>> begin Supplied material

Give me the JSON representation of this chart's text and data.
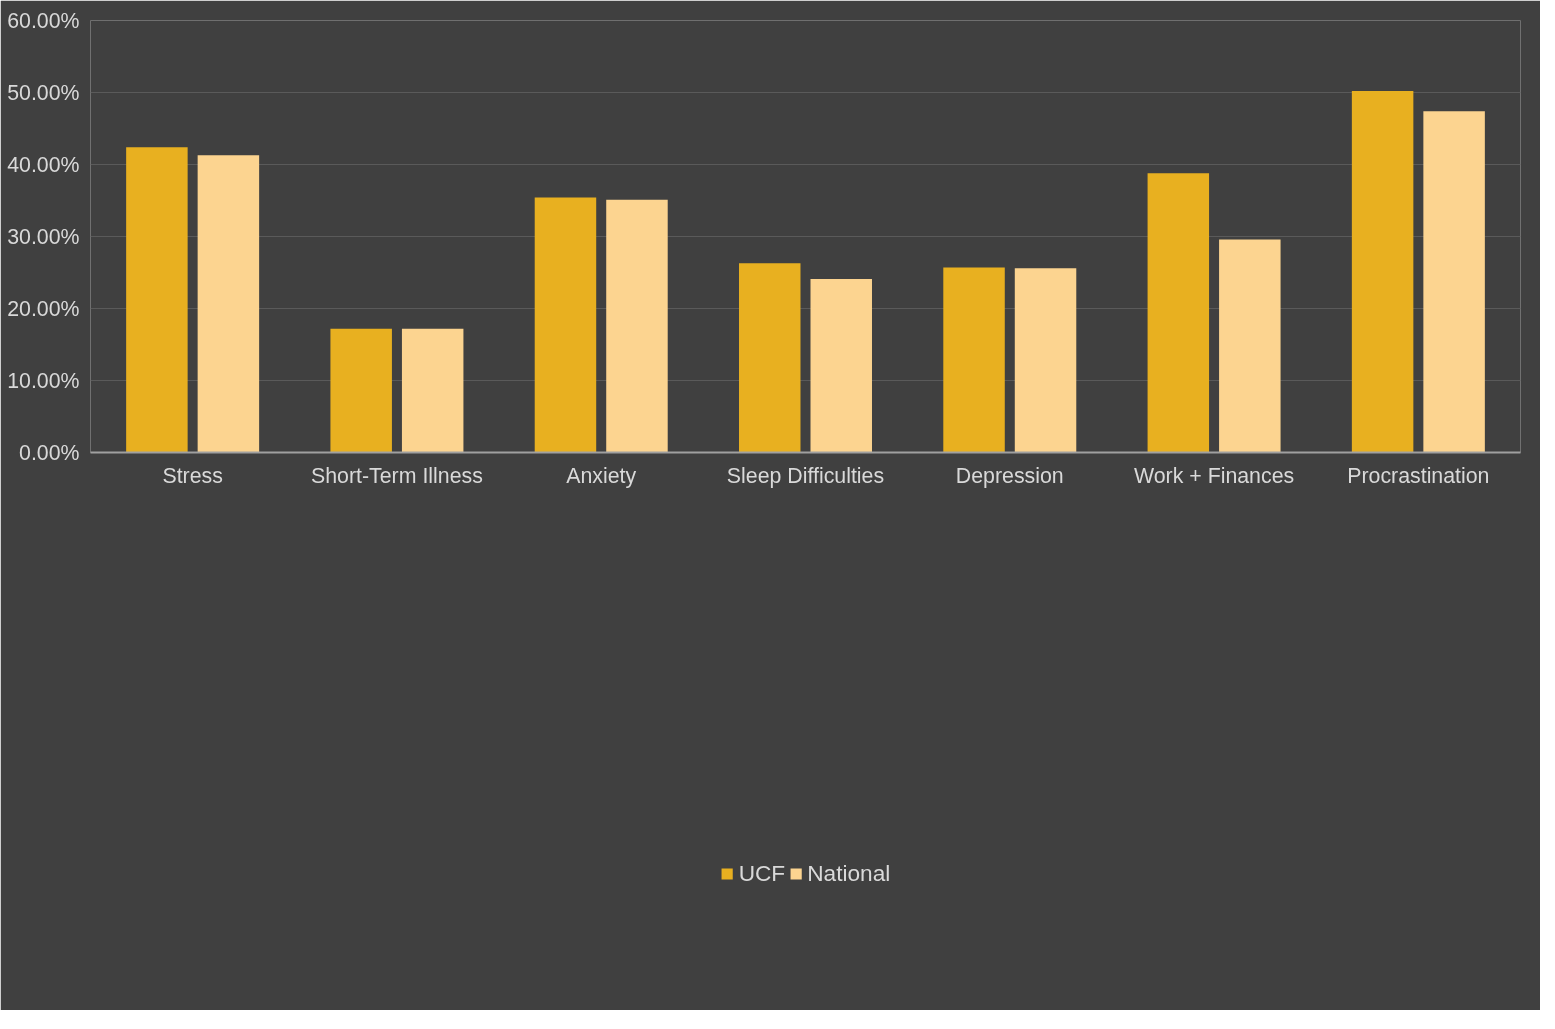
{
  "chart_data": {
    "type": "bar",
    "categories": [
      "Stress",
      "Short-Term Illness",
      "Anxiety",
      "Sleep Difficulties",
      "Depression",
      "Work + Finances",
      "Procrastination"
    ],
    "series": [
      {
        "name": "UCF",
        "color": "#e8b020",
        "values": [
          42.4,
          17.2,
          35.4,
          26.3,
          25.7,
          38.8,
          50.2
        ]
      },
      {
        "name": "National",
        "color": "#fcd490",
        "values": [
          41.3,
          17.2,
          35.1,
          24.1,
          25.6,
          29.6,
          47.4
        ]
      }
    ],
    "ylim": [
      0,
      60
    ],
    "yticks": [
      {
        "value": 0,
        "label": "0.00%"
      },
      {
        "value": 10,
        "label": "10.00%"
      },
      {
        "value": 20,
        "label": "20.00%"
      },
      {
        "value": 30,
        "label": "30.00%"
      },
      {
        "value": 40,
        "label": "40.00%"
      },
      {
        "value": 50,
        "label": "50.00%"
      },
      {
        "value": 60,
        "label": "60.00%"
      }
    ],
    "grid": "y",
    "legend": "bottom"
  }
}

>> end Supplied material

Leave out the pictures and retype every line above exactly.

> [Expected answer]:
Give me the JSON representation of this chart's text and data.
{
  "chart_data": {
    "type": "bar",
    "categories": [
      "Stress",
      "Short-Term Illness",
      "Anxiety",
      "Sleep Difficulties",
      "Depression",
      "Work + Finances",
      "Procrastination"
    ],
    "series": [
      {
        "name": "UCF",
        "color": "#e8b020",
        "values": [
          42.4,
          17.2,
          35.4,
          26.3,
          25.7,
          38.8,
          50.2
        ]
      },
      {
        "name": "National",
        "color": "#fcd490",
        "values": [
          41.3,
          17.2,
          35.1,
          24.1,
          25.6,
          29.6,
          47.4
        ]
      }
    ],
    "ylim": [
      0,
      60
    ],
    "yticks": [
      {
        "value": 0,
        "label": "0.00%"
      },
      {
        "value": 10,
        "label": "10.00%"
      },
      {
        "value": 20,
        "label": "20.00%"
      },
      {
        "value": 30,
        "label": "30.00%"
      },
      {
        "value": 40,
        "label": "40.00%"
      },
      {
        "value": 50,
        "label": "50.00%"
      },
      {
        "value": 60,
        "label": "60.00%"
      }
    ],
    "grid": "y",
    "legend": "bottom"
  }
}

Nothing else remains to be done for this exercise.